• [EXERCISE PROMPT]:
Some lines in the records below may hold the word "Black"; give the number of those lines and nothing else.
──────── DATASET EXTRACT ────────
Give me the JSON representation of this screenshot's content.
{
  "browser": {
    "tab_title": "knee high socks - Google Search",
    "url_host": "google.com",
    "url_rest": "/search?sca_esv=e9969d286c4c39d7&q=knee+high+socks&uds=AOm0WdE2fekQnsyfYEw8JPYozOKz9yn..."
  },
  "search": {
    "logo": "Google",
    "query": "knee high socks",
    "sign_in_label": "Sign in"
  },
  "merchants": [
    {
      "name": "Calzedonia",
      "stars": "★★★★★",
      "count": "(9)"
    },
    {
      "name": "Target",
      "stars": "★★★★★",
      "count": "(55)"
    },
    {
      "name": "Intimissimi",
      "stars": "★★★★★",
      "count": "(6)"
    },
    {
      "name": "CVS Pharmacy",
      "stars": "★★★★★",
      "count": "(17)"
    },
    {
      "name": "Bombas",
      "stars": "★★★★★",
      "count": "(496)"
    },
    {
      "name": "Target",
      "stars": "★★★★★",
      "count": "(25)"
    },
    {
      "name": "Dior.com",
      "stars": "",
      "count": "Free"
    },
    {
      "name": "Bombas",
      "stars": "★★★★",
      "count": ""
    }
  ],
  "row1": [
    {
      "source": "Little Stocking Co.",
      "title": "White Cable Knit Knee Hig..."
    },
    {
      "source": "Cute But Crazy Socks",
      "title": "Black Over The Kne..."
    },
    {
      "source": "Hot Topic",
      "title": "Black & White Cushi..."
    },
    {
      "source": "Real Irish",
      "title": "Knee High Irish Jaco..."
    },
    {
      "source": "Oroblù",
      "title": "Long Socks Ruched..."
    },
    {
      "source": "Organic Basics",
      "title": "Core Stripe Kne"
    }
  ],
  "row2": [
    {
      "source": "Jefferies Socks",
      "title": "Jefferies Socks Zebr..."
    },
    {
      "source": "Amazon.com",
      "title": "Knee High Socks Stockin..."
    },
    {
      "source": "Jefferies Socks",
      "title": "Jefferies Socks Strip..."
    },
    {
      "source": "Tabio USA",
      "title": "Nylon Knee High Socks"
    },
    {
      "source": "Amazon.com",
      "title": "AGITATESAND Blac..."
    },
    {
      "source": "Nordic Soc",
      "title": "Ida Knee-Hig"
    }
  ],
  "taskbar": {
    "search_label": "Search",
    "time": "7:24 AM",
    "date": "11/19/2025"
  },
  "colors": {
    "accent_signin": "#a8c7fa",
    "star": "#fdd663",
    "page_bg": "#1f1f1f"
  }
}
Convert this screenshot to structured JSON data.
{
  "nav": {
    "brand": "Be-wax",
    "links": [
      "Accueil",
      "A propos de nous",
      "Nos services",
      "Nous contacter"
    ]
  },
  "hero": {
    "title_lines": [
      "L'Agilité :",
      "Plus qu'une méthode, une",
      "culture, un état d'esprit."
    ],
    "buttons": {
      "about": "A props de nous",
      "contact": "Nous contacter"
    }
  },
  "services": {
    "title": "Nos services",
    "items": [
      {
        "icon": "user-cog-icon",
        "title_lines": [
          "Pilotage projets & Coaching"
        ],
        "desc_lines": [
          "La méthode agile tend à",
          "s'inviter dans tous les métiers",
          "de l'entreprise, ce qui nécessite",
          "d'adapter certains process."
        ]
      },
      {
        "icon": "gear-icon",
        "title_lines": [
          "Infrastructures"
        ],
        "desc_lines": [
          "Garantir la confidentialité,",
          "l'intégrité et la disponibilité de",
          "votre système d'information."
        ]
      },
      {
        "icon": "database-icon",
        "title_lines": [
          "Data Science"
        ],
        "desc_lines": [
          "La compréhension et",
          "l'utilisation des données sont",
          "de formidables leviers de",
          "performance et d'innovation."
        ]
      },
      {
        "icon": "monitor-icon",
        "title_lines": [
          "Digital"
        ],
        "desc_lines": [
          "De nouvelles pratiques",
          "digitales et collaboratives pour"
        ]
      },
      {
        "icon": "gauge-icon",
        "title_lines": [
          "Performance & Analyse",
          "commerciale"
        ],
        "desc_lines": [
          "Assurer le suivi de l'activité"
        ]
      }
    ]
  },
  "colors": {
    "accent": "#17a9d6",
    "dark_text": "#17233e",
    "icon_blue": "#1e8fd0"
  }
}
────────
• [TASK OUTPUT]:
2